## Exercise
Copy out every record below with complete accuracy.

::::::::::

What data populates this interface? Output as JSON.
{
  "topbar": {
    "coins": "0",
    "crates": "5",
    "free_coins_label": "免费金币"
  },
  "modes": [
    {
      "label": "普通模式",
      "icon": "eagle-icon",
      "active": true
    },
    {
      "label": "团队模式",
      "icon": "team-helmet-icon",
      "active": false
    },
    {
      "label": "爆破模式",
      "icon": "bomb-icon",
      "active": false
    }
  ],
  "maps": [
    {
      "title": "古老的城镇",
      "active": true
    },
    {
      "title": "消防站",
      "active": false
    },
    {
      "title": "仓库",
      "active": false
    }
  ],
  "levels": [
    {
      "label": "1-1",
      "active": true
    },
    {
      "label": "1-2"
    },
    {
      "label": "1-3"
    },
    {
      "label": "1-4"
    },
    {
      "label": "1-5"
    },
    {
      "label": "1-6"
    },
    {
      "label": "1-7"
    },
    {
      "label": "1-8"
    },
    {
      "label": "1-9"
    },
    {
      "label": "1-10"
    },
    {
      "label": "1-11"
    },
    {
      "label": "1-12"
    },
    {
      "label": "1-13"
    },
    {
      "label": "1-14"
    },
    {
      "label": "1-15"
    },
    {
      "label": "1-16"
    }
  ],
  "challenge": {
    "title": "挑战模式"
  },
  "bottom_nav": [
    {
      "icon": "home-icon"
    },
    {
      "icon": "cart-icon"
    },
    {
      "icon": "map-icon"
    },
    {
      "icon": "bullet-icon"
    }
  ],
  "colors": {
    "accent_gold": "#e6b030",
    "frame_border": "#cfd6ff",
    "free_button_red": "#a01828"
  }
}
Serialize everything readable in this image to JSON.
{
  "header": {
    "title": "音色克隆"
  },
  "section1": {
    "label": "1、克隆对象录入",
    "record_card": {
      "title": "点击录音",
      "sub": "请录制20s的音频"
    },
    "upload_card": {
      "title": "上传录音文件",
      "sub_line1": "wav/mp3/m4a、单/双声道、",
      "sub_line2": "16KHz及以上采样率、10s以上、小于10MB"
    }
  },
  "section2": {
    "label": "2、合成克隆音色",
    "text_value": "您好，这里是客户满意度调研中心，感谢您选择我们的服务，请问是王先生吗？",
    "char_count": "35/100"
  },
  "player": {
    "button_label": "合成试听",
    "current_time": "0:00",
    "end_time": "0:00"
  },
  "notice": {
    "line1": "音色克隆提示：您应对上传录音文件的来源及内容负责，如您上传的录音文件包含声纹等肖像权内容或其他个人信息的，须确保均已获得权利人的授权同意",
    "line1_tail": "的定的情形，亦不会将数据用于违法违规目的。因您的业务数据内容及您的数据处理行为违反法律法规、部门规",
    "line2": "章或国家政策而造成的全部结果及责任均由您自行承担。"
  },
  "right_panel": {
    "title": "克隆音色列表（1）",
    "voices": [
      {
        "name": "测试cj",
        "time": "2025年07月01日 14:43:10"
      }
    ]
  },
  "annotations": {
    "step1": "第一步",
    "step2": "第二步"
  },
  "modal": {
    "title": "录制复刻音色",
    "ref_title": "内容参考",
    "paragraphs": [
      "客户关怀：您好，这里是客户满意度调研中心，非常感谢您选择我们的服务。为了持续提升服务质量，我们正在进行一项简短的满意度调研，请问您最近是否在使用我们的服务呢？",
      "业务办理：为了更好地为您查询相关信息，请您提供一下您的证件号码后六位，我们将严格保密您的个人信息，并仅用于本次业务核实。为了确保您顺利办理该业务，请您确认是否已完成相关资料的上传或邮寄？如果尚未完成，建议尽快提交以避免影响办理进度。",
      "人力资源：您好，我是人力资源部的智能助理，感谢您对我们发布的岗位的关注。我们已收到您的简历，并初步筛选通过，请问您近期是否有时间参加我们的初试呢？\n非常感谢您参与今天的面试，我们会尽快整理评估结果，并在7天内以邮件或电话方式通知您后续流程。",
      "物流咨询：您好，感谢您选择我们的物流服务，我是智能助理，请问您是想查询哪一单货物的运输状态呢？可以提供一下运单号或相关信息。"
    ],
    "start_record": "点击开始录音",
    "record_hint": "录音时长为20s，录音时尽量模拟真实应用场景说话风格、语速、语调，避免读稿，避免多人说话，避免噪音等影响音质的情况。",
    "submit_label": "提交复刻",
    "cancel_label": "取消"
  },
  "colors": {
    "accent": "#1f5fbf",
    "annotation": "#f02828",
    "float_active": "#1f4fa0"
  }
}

::::::::::

## Written response
What data populates this interface? Output as JSON.
{
  "topbar": {
    "coins": "0",
    "crates": "5",
    "free_coins_label": "免费金币"
  },
  "modes": [
    {
      "label": "普通模式",
      "icon": "eagle-icon",
      "active": true
    },
    {
      "label": "团队模式",
      "icon": "team-helmet-icon",
      "active": false
    },
    {
      "label": "爆破模式",
      "icon": "bomb-icon",
      "active": false
    }
  ],
  "maps": [
    {
      "title": "古老的城镇",
      "active": true
    },
    {
      "title": "消防站",
      "active": false
    },
    {
      "title": "仓库",
      "active": false
    }
  ],
  "levels": [
    {
      "label": "1-1",
      "active": true
    },
    {
      "label": "1-2"
    },
    {
      "label": "1-3"
    },
    {
      "label": "1-4"
    },
    {
      "label": "1-5"
    },
    {
      "label": "1-6"
    },
    {
      "label": "1-7"
    },
    {
      "label": "1-8"
    },
    {
      "label": "1-9"
    },
    {
      "label": "1-10"
    },
    {
      "label": "1-11"
    },
    {
      "label": "1-12"
    },
    {
      "label": "1-13"
    },
    {
      "label": "1-14"
    },
    {
      "label": "1-15"
    },
    {
      "label": "1-16"
    }
  ],
  "challenge": {
    "title": "挑战模式"
  },
  "bottom_nav": [
    {
      "icon": "home-icon"
    },
    {
      "icon": "cart-icon"
    },
    {
      "icon": "map-icon"
    },
    {
      "icon": "bullet-icon"
    }
  ],
  "colors": {
    "accent_gold": "#e6b030",
    "frame_border": "#cfd6ff",
    "free_button_red": "#a01828"
  }
}
Serialize everything readable in this image to JSON.
{
  "header": {
    "title": "音色克隆"
  },
  "section1": {
    "label": "1、克隆对象录入",
    "record_card": {
      "title": "点击录音",
      "sub": "请录制20s的音频"
    },
    "upload_card": {
      "title": "上传录音文件",
      "sub_line1": "wav/mp3/m4a、单/双声道、",
      "sub_line2": "16KHz及以上采样率、10s以上、小于10MB"
    }
  },
  "section2": {
    "label": "2、合成克隆音色",
    "text_value": "您好，这里是客户满意度调研中心，感谢您选择我们的服务，请问是王先生吗？",
    "char_count": "35/100"
  },
  "player": {
    "button_label": "合成试听",
    "current_time": "0:00",
    "end_time": "0:00"
  },
  "notice": {
    "line1": "音色克隆提示：您应对上传录音文件的来源及内容负责，如您上传的录音文件包含声纹等肖像权内容或其他个人信息的，须确保均已获得权利人的授权同意",
    "line1_tail": "的定的情形，亦不会将数据用于违法违规目的。因您的业务数据内容及您的数据处理行为违反法律法规、部门规",
    "line2": "章或国家政策而造成的全部结果及责任均由您自行承担。"
  },
  "right_panel": {
    "title": "克隆音色列表（1）",
    "voices": [
      {
        "name": "测试cj",
        "time": "2025年07月01日 14:43:10"
      }
    ]
  },
  "annotations": {
    "step1": "第一步",
    "step2": "第二步"
  },
  "modal": {
    "title": "录制复刻音色",
    "ref_title": "内容参考",
    "paragraphs": [
      "客户关怀：您好，这里是客户满意度调研中心，非常感谢您选择我们的服务。为了持续提升服务质量，我们正在进行一项简短的满意度调研，请问您最近是否在使用我们的服务呢？",
      "业务办理：为了更好地为您查询相关信息，请您提供一下您的证件号码后六位，我们将严格保密您的个人信息，并仅用于本次业务核实。为了确保您顺利办理该业务，请您确认是否已完成相关资料的上传或邮寄？如果尚未完成，建议尽快提交以避免影响办理进度。",
      "人力资源：您好，我是人力资源部的智能助理，感谢您对我们发布的岗位的关注。我们已收到您的简历，并初步筛选通过，请问您近期是否有时间参加我们的初试呢？\n非常感谢您参与今天的面试，我们会尽快整理评估结果，并在7天内以邮件或电话方式通知您后续流程。",
      "物流咨询：您好，感谢您选择我们的物流服务，我是智能助理，请问您是想查询哪一单货物的运输状态呢？可以提供一下运单号或相关信息。"
    ],
    "start_record": "点击开始录音",
    "record_hint": "录音时长为20s，录音时尽量模拟真实应用场景说话风格、语速、语调，避免读稿，避免多人说话，避免噪音等影响音质的情况。",
    "submit_label": "提交复刻",
    "cancel_label": "取消"
  },
  "colors": {
    "accent": "#1f5fbf",
    "annotation": "#f02828",
    "float_active": "#1f4fa0"
  }
}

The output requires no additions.